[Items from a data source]
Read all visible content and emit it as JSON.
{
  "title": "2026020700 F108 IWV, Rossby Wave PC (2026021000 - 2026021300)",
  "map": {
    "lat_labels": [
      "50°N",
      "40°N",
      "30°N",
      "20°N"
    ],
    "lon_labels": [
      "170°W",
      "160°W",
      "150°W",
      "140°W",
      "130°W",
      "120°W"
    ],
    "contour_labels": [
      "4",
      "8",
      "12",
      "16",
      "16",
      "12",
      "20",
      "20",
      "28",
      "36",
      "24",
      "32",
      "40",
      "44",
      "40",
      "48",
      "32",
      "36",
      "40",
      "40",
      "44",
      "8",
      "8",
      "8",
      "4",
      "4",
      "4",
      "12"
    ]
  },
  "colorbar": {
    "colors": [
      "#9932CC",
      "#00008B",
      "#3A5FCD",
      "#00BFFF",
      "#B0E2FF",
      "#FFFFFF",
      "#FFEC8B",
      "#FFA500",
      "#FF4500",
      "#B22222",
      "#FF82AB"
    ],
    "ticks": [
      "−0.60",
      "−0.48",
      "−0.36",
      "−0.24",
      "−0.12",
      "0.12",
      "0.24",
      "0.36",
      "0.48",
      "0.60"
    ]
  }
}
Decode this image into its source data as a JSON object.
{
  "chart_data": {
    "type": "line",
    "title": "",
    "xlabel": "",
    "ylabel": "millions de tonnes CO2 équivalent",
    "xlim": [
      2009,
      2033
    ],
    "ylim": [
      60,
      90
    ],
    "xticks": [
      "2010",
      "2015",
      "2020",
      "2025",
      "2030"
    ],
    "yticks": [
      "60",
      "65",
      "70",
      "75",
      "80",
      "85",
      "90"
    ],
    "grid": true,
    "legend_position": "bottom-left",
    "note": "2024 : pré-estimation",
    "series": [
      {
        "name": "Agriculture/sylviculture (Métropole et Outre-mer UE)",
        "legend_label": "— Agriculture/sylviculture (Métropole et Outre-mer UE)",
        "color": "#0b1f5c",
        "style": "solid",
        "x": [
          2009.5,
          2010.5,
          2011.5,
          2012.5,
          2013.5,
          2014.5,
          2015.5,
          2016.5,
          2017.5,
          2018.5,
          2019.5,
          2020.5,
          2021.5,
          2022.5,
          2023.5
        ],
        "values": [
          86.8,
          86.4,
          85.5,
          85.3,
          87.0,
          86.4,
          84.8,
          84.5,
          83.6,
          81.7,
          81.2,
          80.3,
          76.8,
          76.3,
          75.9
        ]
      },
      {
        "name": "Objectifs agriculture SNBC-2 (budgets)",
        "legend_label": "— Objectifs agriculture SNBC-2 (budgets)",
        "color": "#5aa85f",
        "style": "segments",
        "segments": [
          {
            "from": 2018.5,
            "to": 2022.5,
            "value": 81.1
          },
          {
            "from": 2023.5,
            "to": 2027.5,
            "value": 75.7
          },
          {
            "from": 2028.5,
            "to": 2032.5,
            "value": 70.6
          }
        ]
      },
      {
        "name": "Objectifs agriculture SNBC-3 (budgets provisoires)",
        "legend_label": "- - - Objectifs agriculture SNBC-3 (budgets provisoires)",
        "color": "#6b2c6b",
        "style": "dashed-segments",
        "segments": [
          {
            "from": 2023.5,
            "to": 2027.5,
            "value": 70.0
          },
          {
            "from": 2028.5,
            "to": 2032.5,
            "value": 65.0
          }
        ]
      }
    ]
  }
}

-- Exercise goal --
Repeat the records above exactly as they appear.

-- Written response --
Read all visible content and emit it as JSON.
{
  "title": "2026020700 F108 IWV, Rossby Wave PC (2026021000 - 2026021300)",
  "map": {
    "lat_labels": [
      "50°N",
      "40°N",
      "30°N",
      "20°N"
    ],
    "lon_labels": [
      "170°W",
      "160°W",
      "150°W",
      "140°W",
      "130°W",
      "120°W"
    ],
    "contour_labels": [
      "4",
      "8",
      "12",
      "16",
      "16",
      "12",
      "20",
      "20",
      "28",
      "36",
      "24",
      "32",
      "40",
      "44",
      "40",
      "48",
      "32",
      "36",
      "40",
      "40",
      "44",
      "8",
      "8",
      "8",
      "4",
      "4",
      "4",
      "12"
    ]
  },
  "colorbar": {
    "colors": [
      "#9932CC",
      "#00008B",
      "#3A5FCD",
      "#00BFFF",
      "#B0E2FF",
      "#FFFFFF",
      "#FFEC8B",
      "#FFA500",
      "#FF4500",
      "#B22222",
      "#FF82AB"
    ],
    "ticks": [
      "−0.60",
      "−0.48",
      "−0.36",
      "−0.24",
      "−0.12",
      "0.12",
      "0.24",
      "0.36",
      "0.48",
      "0.60"
    ]
  }
}
Decode this image into its source data as a JSON object.
{
  "chart_data": {
    "type": "line",
    "title": "",
    "xlabel": "",
    "ylabel": "millions de tonnes CO2 équivalent",
    "xlim": [
      2009,
      2033
    ],
    "ylim": [
      60,
      90
    ],
    "xticks": [
      "2010",
      "2015",
      "2020",
      "2025",
      "2030"
    ],
    "yticks": [
      "60",
      "65",
      "70",
      "75",
      "80",
      "85",
      "90"
    ],
    "grid": true,
    "legend_position": "bottom-left",
    "note": "2024 : pré-estimation",
    "series": [
      {
        "name": "Agriculture/sylviculture (Métropole et Outre-mer UE)",
        "legend_label": "— Agriculture/sylviculture (Métropole et Outre-mer UE)",
        "color": "#0b1f5c",
        "style": "solid",
        "x": [
          2009.5,
          2010.5,
          2011.5,
          2012.5,
          2013.5,
          2014.5,
          2015.5,
          2016.5,
          2017.5,
          2018.5,
          2019.5,
          2020.5,
          2021.5,
          2022.5,
          2023.5
        ],
        "values": [
          86.8,
          86.4,
          85.5,
          85.3,
          87.0,
          86.4,
          84.8,
          84.5,
          83.6,
          81.7,
          81.2,
          80.3,
          76.8,
          76.3,
          75.9
        ]
      },
      {
        "name": "Objectifs agriculture SNBC-2 (budgets)",
        "legend_label": "— Objectifs agriculture SNBC-2 (budgets)",
        "color": "#5aa85f",
        "style": "segments",
        "segments": [
          {
            "from": 2018.5,
            "to": 2022.5,
            "value": 81.1
          },
          {
            "from": 2023.5,
            "to": 2027.5,
            "value": 75.7
          },
          {
            "from": 2028.5,
            "to": 2032.5,
            "value": 70.6
          }
        ]
      },
      {
        "name": "Objectifs agriculture SNBC-3 (budgets provisoires)",
        "legend_label": "- - - Objectifs agriculture SNBC-3 (budgets provisoires)",
        "color": "#6b2c6b",
        "style": "dashed-segments",
        "segments": [
          {
            "from": 2023.5,
            "to": 2027.5,
            "value": 70.0
          },
          {
            "from": 2028.5,
            "to": 2032.5,
            "value": 65.0
          }
        ]
      }
    ]
  }
}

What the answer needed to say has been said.